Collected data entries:
####################

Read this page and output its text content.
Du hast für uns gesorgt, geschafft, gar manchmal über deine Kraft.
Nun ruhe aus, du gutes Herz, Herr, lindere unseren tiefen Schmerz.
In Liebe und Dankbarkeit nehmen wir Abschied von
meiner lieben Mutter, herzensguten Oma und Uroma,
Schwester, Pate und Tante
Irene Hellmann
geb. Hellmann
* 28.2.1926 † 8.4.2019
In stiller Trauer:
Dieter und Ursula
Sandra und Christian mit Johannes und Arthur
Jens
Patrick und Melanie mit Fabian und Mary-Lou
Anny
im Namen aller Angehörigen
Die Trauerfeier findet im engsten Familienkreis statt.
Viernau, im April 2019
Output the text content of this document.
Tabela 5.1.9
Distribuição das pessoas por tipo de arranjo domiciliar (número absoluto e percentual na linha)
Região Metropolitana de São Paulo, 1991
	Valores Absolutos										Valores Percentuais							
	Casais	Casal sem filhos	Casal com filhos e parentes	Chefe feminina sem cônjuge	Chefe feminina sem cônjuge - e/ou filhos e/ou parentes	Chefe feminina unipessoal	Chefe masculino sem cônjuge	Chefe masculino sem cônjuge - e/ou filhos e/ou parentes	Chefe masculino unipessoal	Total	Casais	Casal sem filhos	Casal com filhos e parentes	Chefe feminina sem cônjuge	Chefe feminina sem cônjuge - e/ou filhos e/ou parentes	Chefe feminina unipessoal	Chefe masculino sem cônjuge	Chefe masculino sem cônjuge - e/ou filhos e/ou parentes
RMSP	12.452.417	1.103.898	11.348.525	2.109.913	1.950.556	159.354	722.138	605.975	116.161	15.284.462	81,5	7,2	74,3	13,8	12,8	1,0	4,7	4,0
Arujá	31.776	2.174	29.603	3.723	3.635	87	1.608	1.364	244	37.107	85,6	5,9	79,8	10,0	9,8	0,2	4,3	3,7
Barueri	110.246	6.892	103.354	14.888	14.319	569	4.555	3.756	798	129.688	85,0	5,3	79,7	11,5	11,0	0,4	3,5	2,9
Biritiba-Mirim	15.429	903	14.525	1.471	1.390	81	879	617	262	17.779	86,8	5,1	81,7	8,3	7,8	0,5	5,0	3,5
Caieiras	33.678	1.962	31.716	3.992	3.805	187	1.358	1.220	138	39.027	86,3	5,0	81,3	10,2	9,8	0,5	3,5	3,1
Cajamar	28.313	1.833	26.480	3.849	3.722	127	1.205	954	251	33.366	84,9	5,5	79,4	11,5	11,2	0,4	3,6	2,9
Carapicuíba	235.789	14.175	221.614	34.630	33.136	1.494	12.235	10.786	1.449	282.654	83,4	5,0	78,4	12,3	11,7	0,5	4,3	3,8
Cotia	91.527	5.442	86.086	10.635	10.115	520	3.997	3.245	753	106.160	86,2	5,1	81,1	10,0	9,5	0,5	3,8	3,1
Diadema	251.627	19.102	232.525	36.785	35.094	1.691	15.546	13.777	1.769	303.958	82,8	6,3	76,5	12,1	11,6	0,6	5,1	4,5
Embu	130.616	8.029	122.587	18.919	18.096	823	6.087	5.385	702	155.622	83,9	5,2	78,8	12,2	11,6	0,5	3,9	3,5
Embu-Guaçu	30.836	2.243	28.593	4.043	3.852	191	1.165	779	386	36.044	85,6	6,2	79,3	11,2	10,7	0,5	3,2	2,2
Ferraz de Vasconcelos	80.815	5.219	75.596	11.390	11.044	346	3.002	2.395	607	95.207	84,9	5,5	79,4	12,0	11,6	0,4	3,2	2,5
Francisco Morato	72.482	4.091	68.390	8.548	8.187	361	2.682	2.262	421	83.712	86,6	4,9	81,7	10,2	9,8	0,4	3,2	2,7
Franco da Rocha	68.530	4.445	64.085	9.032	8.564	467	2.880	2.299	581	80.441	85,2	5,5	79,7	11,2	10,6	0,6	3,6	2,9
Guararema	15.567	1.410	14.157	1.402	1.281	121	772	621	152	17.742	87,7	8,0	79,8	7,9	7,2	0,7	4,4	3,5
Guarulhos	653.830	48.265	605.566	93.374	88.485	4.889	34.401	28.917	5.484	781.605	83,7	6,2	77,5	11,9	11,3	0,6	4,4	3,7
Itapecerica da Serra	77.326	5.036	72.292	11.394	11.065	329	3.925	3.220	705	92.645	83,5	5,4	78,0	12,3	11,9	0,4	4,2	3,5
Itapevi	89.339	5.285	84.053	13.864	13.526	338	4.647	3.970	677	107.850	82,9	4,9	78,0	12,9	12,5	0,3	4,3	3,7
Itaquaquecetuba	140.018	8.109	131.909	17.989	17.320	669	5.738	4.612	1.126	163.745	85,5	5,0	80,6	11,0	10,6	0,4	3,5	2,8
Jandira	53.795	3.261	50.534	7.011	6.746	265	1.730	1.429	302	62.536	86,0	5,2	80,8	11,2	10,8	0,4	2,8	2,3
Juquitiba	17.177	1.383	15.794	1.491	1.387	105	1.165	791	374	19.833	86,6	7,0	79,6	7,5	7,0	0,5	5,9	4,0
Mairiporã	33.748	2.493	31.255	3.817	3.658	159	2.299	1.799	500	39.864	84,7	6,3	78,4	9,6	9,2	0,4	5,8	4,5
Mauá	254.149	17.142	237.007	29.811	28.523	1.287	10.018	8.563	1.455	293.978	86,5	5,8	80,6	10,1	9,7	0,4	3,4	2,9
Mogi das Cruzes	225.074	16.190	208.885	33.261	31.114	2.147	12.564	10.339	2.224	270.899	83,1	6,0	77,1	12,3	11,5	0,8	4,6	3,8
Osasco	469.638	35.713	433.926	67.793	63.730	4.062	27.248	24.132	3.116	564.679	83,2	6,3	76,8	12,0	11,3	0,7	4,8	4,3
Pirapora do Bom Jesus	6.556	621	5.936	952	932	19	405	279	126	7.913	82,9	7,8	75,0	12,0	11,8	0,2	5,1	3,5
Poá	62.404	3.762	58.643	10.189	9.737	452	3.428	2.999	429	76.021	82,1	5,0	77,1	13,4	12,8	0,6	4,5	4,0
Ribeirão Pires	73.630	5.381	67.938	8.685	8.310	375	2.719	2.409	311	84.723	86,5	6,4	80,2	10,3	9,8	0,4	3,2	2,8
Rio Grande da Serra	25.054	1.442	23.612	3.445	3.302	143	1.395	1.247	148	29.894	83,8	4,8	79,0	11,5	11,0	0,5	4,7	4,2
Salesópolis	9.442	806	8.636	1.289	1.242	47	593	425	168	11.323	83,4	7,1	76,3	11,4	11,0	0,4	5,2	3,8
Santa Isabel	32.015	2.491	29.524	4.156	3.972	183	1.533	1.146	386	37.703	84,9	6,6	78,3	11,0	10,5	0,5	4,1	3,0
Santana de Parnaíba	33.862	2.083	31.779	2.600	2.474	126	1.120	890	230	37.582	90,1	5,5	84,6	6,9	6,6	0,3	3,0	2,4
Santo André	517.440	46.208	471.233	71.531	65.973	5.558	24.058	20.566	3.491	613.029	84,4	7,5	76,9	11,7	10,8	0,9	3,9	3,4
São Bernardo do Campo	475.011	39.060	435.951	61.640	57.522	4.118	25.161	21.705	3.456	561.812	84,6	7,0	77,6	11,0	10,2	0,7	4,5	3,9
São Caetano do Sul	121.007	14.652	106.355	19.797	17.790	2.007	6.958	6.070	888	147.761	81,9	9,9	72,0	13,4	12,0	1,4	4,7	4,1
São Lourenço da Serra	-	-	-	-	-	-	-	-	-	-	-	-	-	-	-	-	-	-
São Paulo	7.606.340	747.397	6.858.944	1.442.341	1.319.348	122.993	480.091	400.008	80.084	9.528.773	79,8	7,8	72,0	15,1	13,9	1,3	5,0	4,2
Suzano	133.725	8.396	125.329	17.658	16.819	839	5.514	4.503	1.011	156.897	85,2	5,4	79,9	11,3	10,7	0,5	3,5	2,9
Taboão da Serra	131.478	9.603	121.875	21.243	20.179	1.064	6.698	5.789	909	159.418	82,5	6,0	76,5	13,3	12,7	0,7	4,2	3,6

####################

(Work required): Read the data above and pull out each line that holds the string "text".

(Exercise answer):
Read this page and output its text content.
Output the text content of this document.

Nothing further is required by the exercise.